INSTRUCTION:
Do any lines in the data below contain "Rules"? If so, copy every one of them.

(Stored data)

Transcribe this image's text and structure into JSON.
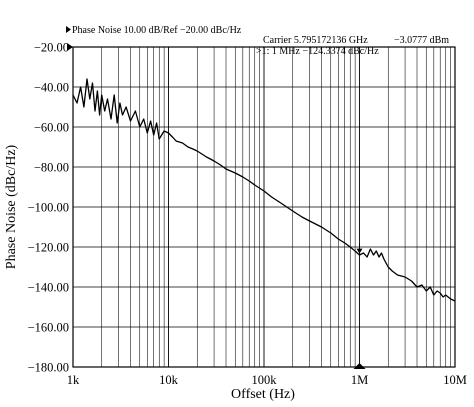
{
  "header": {
    "scale_text": "Phase Noise 10.00 dB/Ref −20.00 dBc/Hz",
    "carrier_label": "Carrier 5.795172136 GHz",
    "carrier_power": "−3.0777 dBm",
    "marker_text": ">1:  1 MHz   −124.3374 dBc/Hz"
  },
  "chart_data": {
    "type": "line",
    "title": "",
    "xlabel": "Offset (Hz)",
    "ylabel": "Phase Noise (dBc/Hz)",
    "x_scale": "log",
    "xlim": [
      1000,
      10000000
    ],
    "ylim": [
      -180,
      -20
    ],
    "grid": true,
    "x_ticks": [
      {
        "value": 1000,
        "label": "1k"
      },
      {
        "value": 10000,
        "label": "10k"
      },
      {
        "value": 100000,
        "label": "100k"
      },
      {
        "value": 1000000,
        "label": "1M"
      },
      {
        "value": 10000000,
        "label": "10M"
      }
    ],
    "y_ticks": [
      {
        "value": -20,
        "label": "−20.00"
      },
      {
        "value": -40,
        "label": "−40.00"
      },
      {
        "value": -60,
        "label": "−60.00"
      },
      {
        "value": -80,
        "label": "−80.00"
      },
      {
        "value": -100,
        "label": "−100.00"
      },
      {
        "value": -120,
        "label": "−120.00"
      },
      {
        "value": -140,
        "label": "−140.00"
      },
      {
        "value": -160,
        "label": "−160.00"
      },
      {
        "value": -180,
        "label": "−180.00"
      }
    ],
    "series": [
      {
        "color": "#000000",
        "x": [
          1000,
          1100,
          1200,
          1300,
          1400,
          1500,
          1600,
          1700,
          1800,
          1900,
          2000,
          2150,
          2300,
          2500,
          2700,
          2900,
          3100,
          3300,
          3600,
          4000,
          4500,
          5000,
          5500,
          6000,
          6500,
          7000,
          7500,
          8000,
          9000,
          10000,
          11000,
          12000,
          14000,
          16000,
          18000,
          20000,
          25000,
          30000,
          35000,
          40000,
          50000,
          60000,
          70000,
          80000,
          100000,
          120000,
          150000,
          200000,
          250000,
          300000,
          400000,
          500000,
          600000,
          700000,
          800000,
          900000,
          1000000,
          1100000,
          1200000,
          1300000,
          1400000,
          1500000,
          1600000,
          1700000,
          1800000,
          2000000,
          2200000,
          2500000,
          3000000,
          3500000,
          4000000,
          4500000,
          5000000,
          5500000,
          6000000,
          6500000,
          7000000,
          7500000,
          8000000,
          9000000,
          10000000
        ],
        "y": [
          -44,
          -48,
          -40,
          -50,
          -36,
          -46,
          -38,
          -52,
          -42,
          -54,
          -44,
          -52,
          -46,
          -56,
          -44,
          -58,
          -48,
          -54,
          -50,
          -57,
          -52,
          -60,
          -56,
          -63,
          -57,
          -64,
          -58,
          -66,
          -62,
          -63,
          -65,
          -67,
          -68,
          -70,
          -71,
          -72,
          -75,
          -77,
          -79,
          -81,
          -83,
          -85,
          -87,
          -89,
          -92,
          -95,
          -98,
          -102,
          -105,
          -107,
          -110,
          -113,
          -116,
          -118,
          -120,
          -122,
          -124,
          -123,
          -125,
          -121,
          -124,
          -122,
          -125,
          -123,
          -126,
          -130,
          -132,
          -134,
          -135,
          -137,
          -140,
          -139,
          -142,
          -140,
          -144,
          -142,
          -143,
          -145,
          -144,
          -146,
          -147
        ]
      }
    ],
    "markers": [
      {
        "x": 1000000,
        "y": -124.3374
      }
    ]
  }
}
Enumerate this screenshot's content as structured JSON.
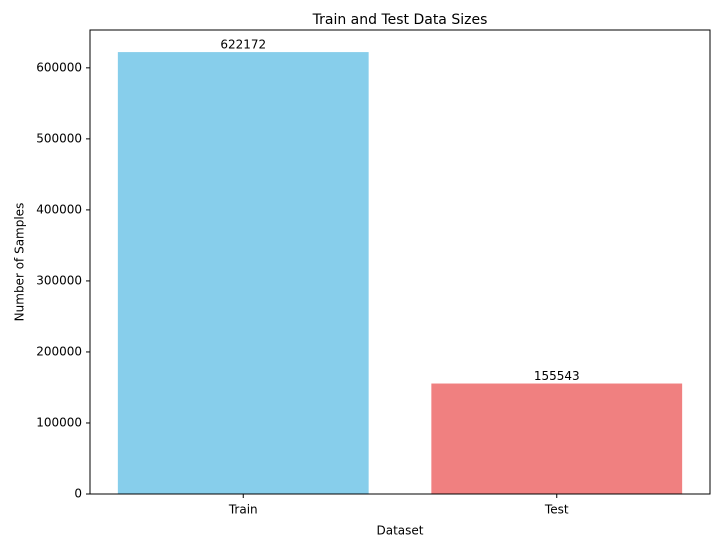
{
  "chart_data": {
    "type": "bar",
    "title": "Train and Test Data Sizes",
    "x_label": "Dataset",
    "y_label": "Number of Samples",
    "categories": [
      "Train",
      "Test"
    ],
    "values": [
      622172,
      155543
    ],
    "colors": [
      "#87ceeb",
      "#f08080"
    ],
    "ylim": [
      0,
      653281
    ],
    "yticks": [
      0,
      100000,
      200000,
      300000,
      400000,
      500000,
      600000
    ],
    "grid": false
  }
}
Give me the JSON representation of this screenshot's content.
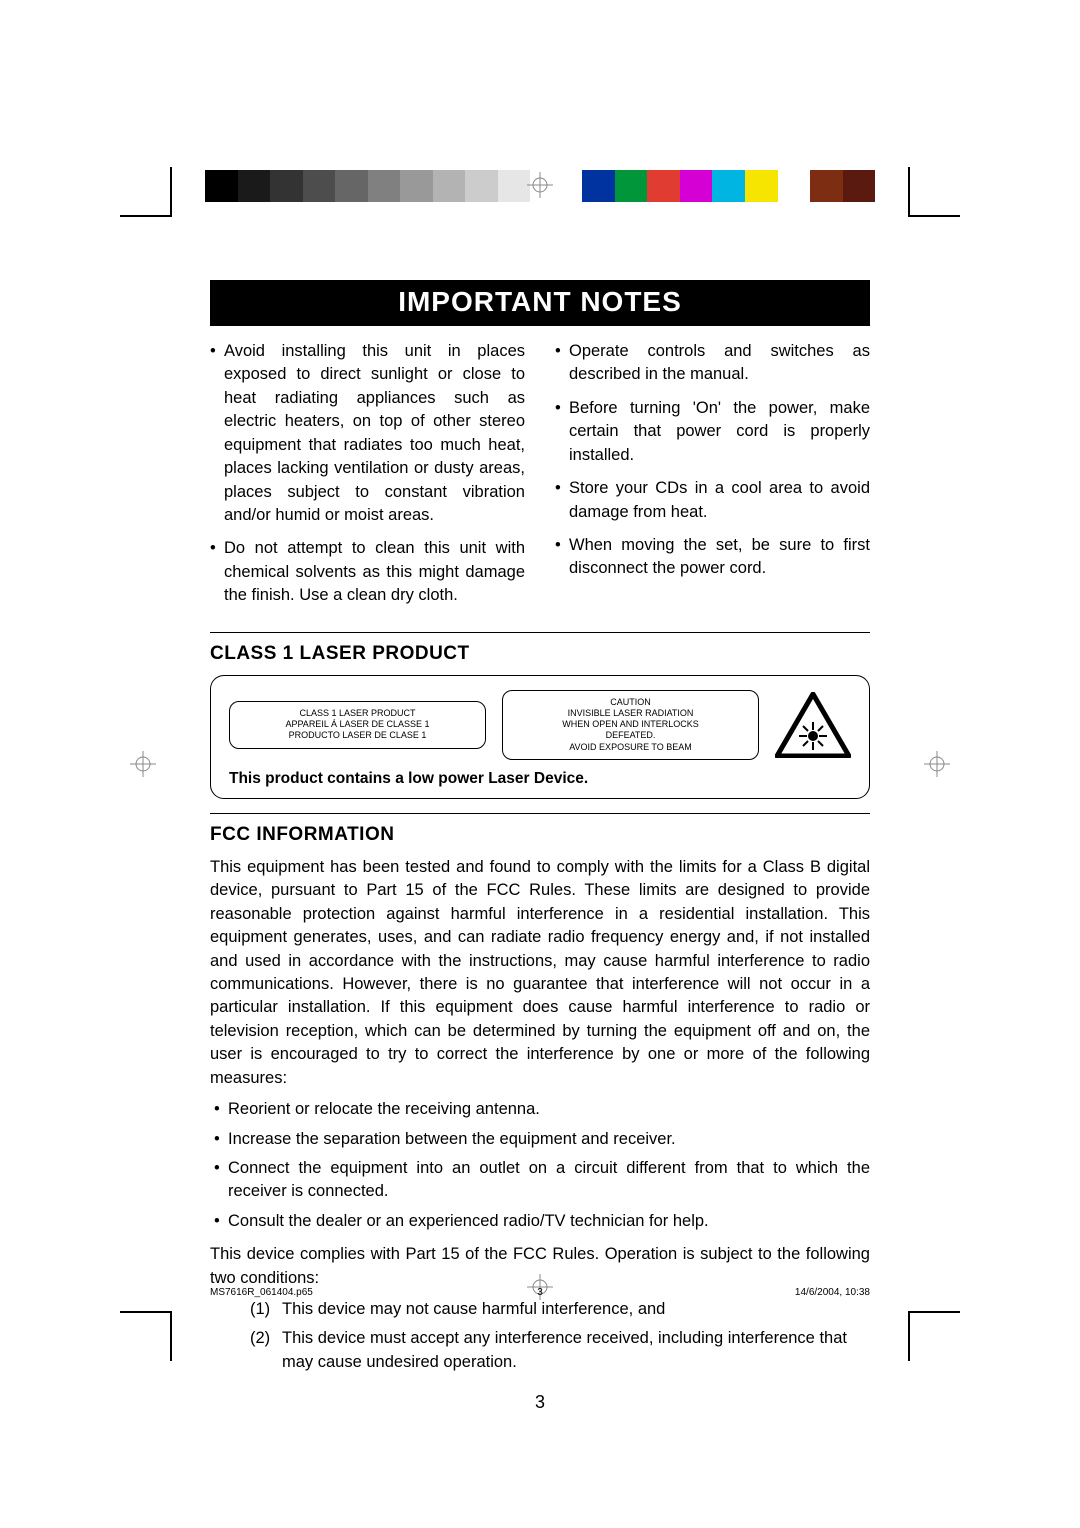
{
  "colorbar": {
    "left": [
      "#000000",
      "#1a1a1a",
      "#333333",
      "#4d4d4d",
      "#666666",
      "#808080",
      "#999999",
      "#b3b3b3",
      "#cccccc",
      "#e6e6e6",
      "#ffffff"
    ],
    "right": [
      "#0033a0",
      "#009639",
      "#e03c31",
      "#d400d4",
      "#00b5e2",
      "#f6e500",
      "#ffffff",
      "#7c2d12",
      "#5a1a0f"
    ]
  },
  "title": "IMPORTANT NOTES",
  "notes": {
    "left": [
      "Avoid installing this unit in places exposed to direct sunlight or close to heat radiating appliances such as electric heaters, on top of other  stereo equipment that radiates too much heat, places lacking ventilation or dusty areas, places subject to constant vibration and/or humid or moist areas.",
      "Do not attempt to clean this unit with chemical solvents as this might damage the finish. Use a clean dry cloth."
    ],
    "right": [
      "Operate controls and switches as described in the manual.",
      "Before turning 'On' the power, make certain that power cord is properly installed.",
      "Store your CDs in a cool area to avoid damage from heat.",
      "When moving the set, be sure to first disconnect the power cord."
    ]
  },
  "laser": {
    "heading": "CLASS 1 LASER PRODUCT",
    "box1": "CLASS 1 LASER PRODUCT\nAPPAREIL Á LASER DE CLASSE 1\nPRODUCTO LASER DE CLASE 1",
    "box2": "CAUTION\nINVISIBLE LASER RADIATION\nWHEN OPEN AND INTERLOCKS\nDEFEATED.\nAVOID EXPOSURE TO BEAM",
    "footnote": "This product contains a low power Laser Device."
  },
  "fcc": {
    "heading": "FCC INFORMATION",
    "para1": "This equipment has been tested and found to comply with the limits for a Class B digital device, pursuant to Part 15 of the FCC Rules. These limits are designed to provide reasonable protection against harmful interference in a residential installation. This equipment generates, uses, and can radiate radio frequency energy and, if not installed and used in accordance with the instructions, may cause harmful interference to radio communications. However, there is no guarantee that interference will not occur in a particular installation. If this equipment does cause harmful interference to radio or television reception, which can be determined by turning the equipment off and on, the user is encouraged to try to correct the interference by one or more of the following measures:",
    "measures": [
      "Reorient or relocate the receiving antenna.",
      "Increase the separation between the equipment and receiver.",
      "Connect the equipment into an outlet on a circuit different from that to which the receiver is connected.",
      "Consult the dealer or an experienced radio/TV technician for help."
    ],
    "para2": "This device complies with Part 15 of the FCC Rules. Operation is subject to the following two conditions:",
    "conditions": [
      "This device may not cause harmful interference, and",
      "This device must accept any interference received, including interference that may cause undesired operation."
    ]
  },
  "page_number": "3",
  "footer": {
    "file": "MS7616R_061404.p65",
    "page": "3",
    "datetime": "14/6/2004, 10:38"
  }
}
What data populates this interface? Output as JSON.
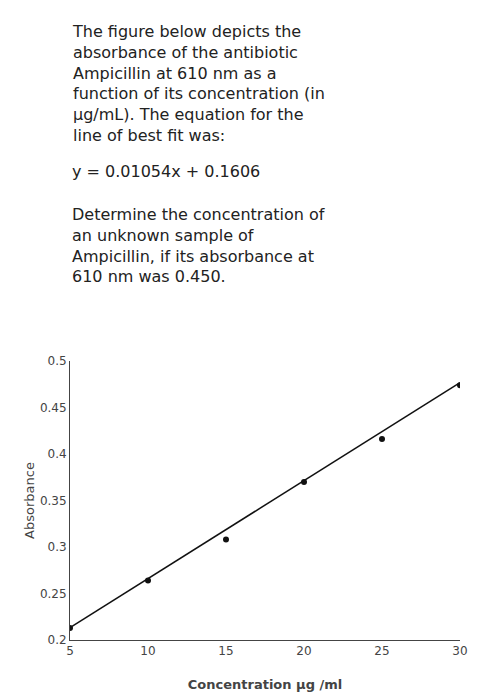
{
  "chart_data": {
    "type": "scatter",
    "annotations": [
      "The figure below depicts the\nabsorbance of the antibiotic\nAmpicillin at 610 nm as a\nfunction of its concentration (in\nμg/mL). The equation for the\nline of best fit was:",
      "y = 0.01054x + 0.1606",
      "Determine the concentration of\nan unknown sample of\nAmpicillin, if its absorbance at\n610 nm was 0.450."
    ],
    "xlabel": "Concentration μg /ml",
    "ylabel": "Absorbance",
    "xlim": [
      5,
      30
    ],
    "ylim": [
      0.2,
      0.5
    ],
    "xticks": [
      5,
      10,
      15,
      20,
      25,
      30
    ],
    "yticks": [
      0.2,
      0.25,
      0.3,
      0.35,
      0.4,
      0.45,
      0.5
    ],
    "grid": false,
    "series": [
      {
        "type": "scatter",
        "color": "#111111",
        "marker": "circle",
        "x": [
          5,
          10,
          15,
          20,
          25,
          30
        ],
        "values": [
          0.213,
          0.264,
          0.308,
          0.37,
          0.416,
          0.474
        ]
      },
      {
        "type": "line",
        "color": "#111111",
        "line_style": "solid",
        "x": [
          5,
          30
        ],
        "values": [
          0.2133,
          0.4768
        ]
      }
    ]
  }
}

TASK SOLUTION:
    "para1": "This equipment has been tested and found to comply with the limits for a Class B digital device, pursuant to Part 15 of the FCC Rules. These limits are designed to provide reasonable protection against harmful interference in a residential installation. This equipment generates, uses, and can radiate radio frequency energy and, if not installed and used in accordance with the instructions, may cause harmful interference to radio communications. However, there is no guarantee that interference will not occur in a particular installation. If this equipment does cause harmful interference to radio or television reception, which can be determined by turning the equipment off and on, the user is encouraged to try to correct the interference by one or more of the following measures:",
    "para2": "This device complies with Part 15 of the FCC Rules. Operation is subject to the following two conditions:",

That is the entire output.